— begin —

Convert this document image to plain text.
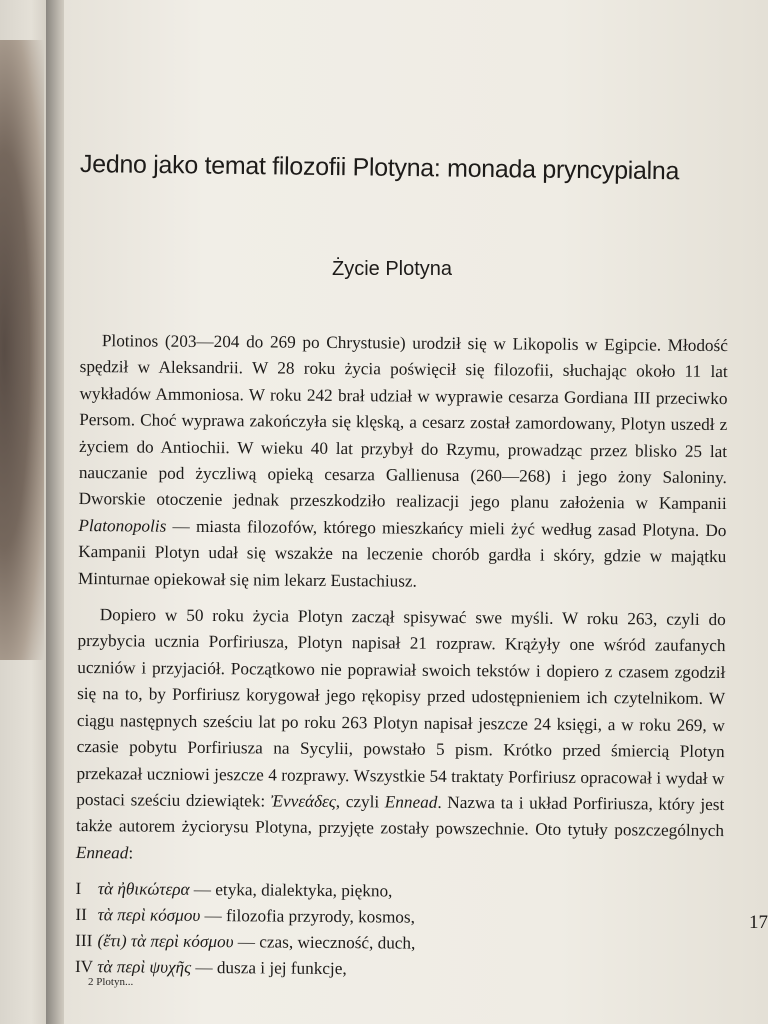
Jedno jako temat filozofii Plotyna: monada pryncypialna
Życie Plotyna

Plotinos (203—204 do 269 po Chrystusie) urodził się w Likopolis w Egipcie. Młodość spędził w Aleksandrii. W 28 roku życia poświęcił się filozofii, słuchając około 11 lat wykładów Ammoniosa. W roku 242 brał udział w wyprawie cesarza Gordiana III przeciwko Persom. Choć wyprawa zakończyła się klęską, a cesarz został zamordowany, Plotyn uszedł z życiem do Antiochii. W wieku 40 lat przybył do Rzymu, prowadząc przez blisko 25 lat nauczanie pod życzliwą opieką cesarza Gallienusa (260—268) i jego żony Saloniny. Dworskie otoczenie jednak przeszkodziło realizacji jego planu założenia w Kampanii Platonopolis — miasta filozofów, którego mieszkańcy mieli żyć według zasad Plotyna. Do Kampanii Plotyn udał się wszakże na leczenie chorób gardła i skóry, gdzie w majątku Minturnae opiekował się nim lekarz Eustachiusz.

Dopiero w 50 roku życia Plotyn zaczął spisywać swe myśli. W roku 263, czyli do przybycia ucznia Porfiriusza, Plotyn napisał 21 rozpraw. Krążyły one wśród zaufanych uczniów i przyjaciół. Początkowo nie poprawiał swoich tekstów i dopiero z czasem zgodził się na to, by Porfiriusz korygował jego rękopisy przed udostępnieniem ich czytelnikom. W ciągu następnych sześciu lat po roku 263 Plotyn napisał jeszcze 24 księgi, a w roku 269, w czasie pobytu Porfiriusza na Sycylii, powstało 5 pism. Krótko przed śmiercią Plotyn przekazał uczniowi jeszcze 4 rozprawy. Wszystkie 54 traktaty Porfiriusz opracował i wydał w postaci sześciu dziewiątek: Ἐννεάδες, czyli Ennead. Nazwa ta i układ Porfiriusza, który jest także autorem życiorysu Plotyna, przyjęte zostały powszechnie. Oto tytuły poszczególnych Ennead:

I τὰ ἠθικώτερα — etyka, dialektyka, piękno,
II τὰ περὶ κόσμου — filozofia przyrody, kosmos,
III (ἔτι) τὰ περὶ κόσμου — czas, wieczność, duch,
IV τὰ περὶ ψυχῆς — dusza i jej funkcje,
2 Plotyn...
17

— end —

Find each line holding the word "κόσμου" and copy it.

# [Task response]
II τὰ περὶ κόσμου — filozofia przyrody, kosmos,
III (ἔτι) τὰ περὶ κόσμου — czas, wieczność, duch,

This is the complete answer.